» Requirements:
Copy out each line of the material below that holds the string "Open".
— start —
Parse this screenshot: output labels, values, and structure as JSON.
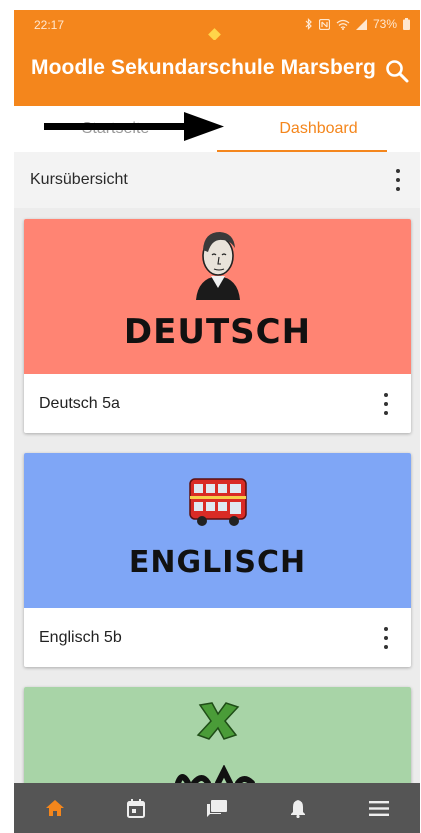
{
  "status_bar": {
    "time": "22:17",
    "battery": "73%"
  },
  "app_bar": {
    "title": "Moodle Sekundarschule Marsberg",
    "search_icon": "search-icon"
  },
  "tabs": [
    {
      "label": "Startseite",
      "active": false
    },
    {
      "label": "Dashboard",
      "active": true
    }
  ],
  "section": {
    "label": "Kursübersicht",
    "menu_icon": "more-vert-icon"
  },
  "courses": [
    {
      "banner_text": "DEUTSCH",
      "name": "Deutsch 5a",
      "banner_color": "#ff8473"
    },
    {
      "banner_text": "ENGLISCH",
      "name": "Englisch 5b",
      "banner_color": "#7fa6f6"
    },
    {
      "banner_text": "",
      "name": "",
      "banner_color": "#a8d4a7"
    }
  ],
  "bottom_nav": [
    {
      "icon": "home-icon",
      "active": true
    },
    {
      "icon": "calendar-icon",
      "active": false
    },
    {
      "icon": "messages-icon",
      "active": false
    },
    {
      "icon": "bell-icon",
      "active": false
    },
    {
      "icon": "menu-icon",
      "active": false
    }
  ],
  "colors": {
    "brand": "#f4861c",
    "nav_bg": "#555555",
    "nav_icon": "#eeeeee"
  }
}
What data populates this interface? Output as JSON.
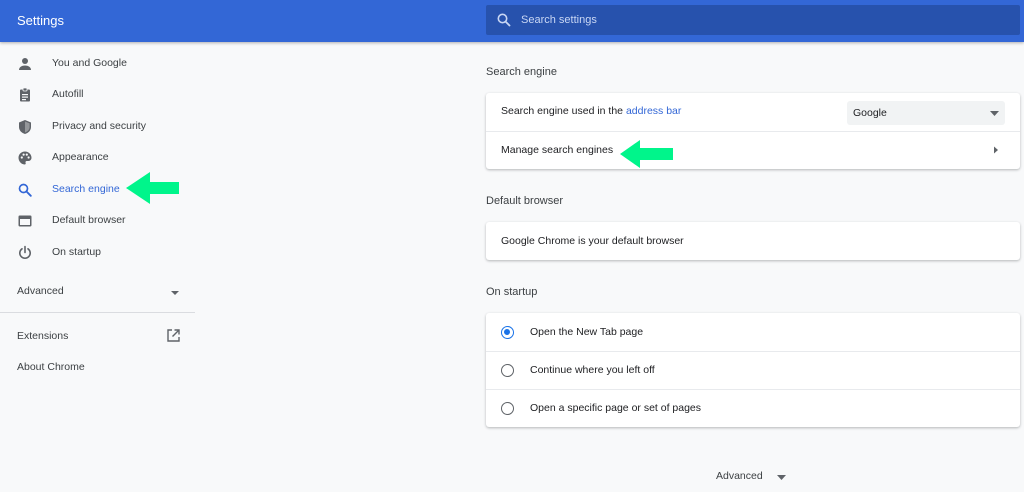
{
  "header": {
    "title": "Settings",
    "search_placeholder": "Search settings"
  },
  "sidebar": {
    "items": [
      {
        "label": "You and Google",
        "icon": "person-icon"
      },
      {
        "label": "Autofill",
        "icon": "clipboard-icon"
      },
      {
        "label": "Privacy and security",
        "icon": "shield-icon"
      },
      {
        "label": "Appearance",
        "icon": "palette-icon"
      },
      {
        "label": "Search engine",
        "icon": "search-icon",
        "active": true
      },
      {
        "label": "Default browser",
        "icon": "browser-window-icon"
      },
      {
        "label": "On startup",
        "icon": "power-icon"
      }
    ],
    "advanced_label": "Advanced",
    "extensions_label": "Extensions",
    "about_label": "About Chrome"
  },
  "search_engine": {
    "title": "Search engine",
    "used_in_prefix": "Search engine used in the ",
    "used_in_link": "address bar",
    "selected_engine": "Google",
    "manage_label": "Manage search engines"
  },
  "default_browser": {
    "title": "Default browser",
    "status": "Google Chrome is your default browser"
  },
  "on_startup": {
    "title": "On startup",
    "options": [
      {
        "label": "Open the New Tab page",
        "selected": true
      },
      {
        "label": "Continue where you left off",
        "selected": false
      },
      {
        "label": "Open a specific page or set of pages",
        "selected": false
      }
    ]
  },
  "footer": {
    "advanced_label": "Advanced"
  },
  "colors": {
    "header": "#3367d6",
    "accent": "#3367d6",
    "annotation_arrow": "#00f58b"
  }
}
— end —
» Task answer:
        "label": "Open the New Tab page",
        "label": "Open a specific page or set of pages",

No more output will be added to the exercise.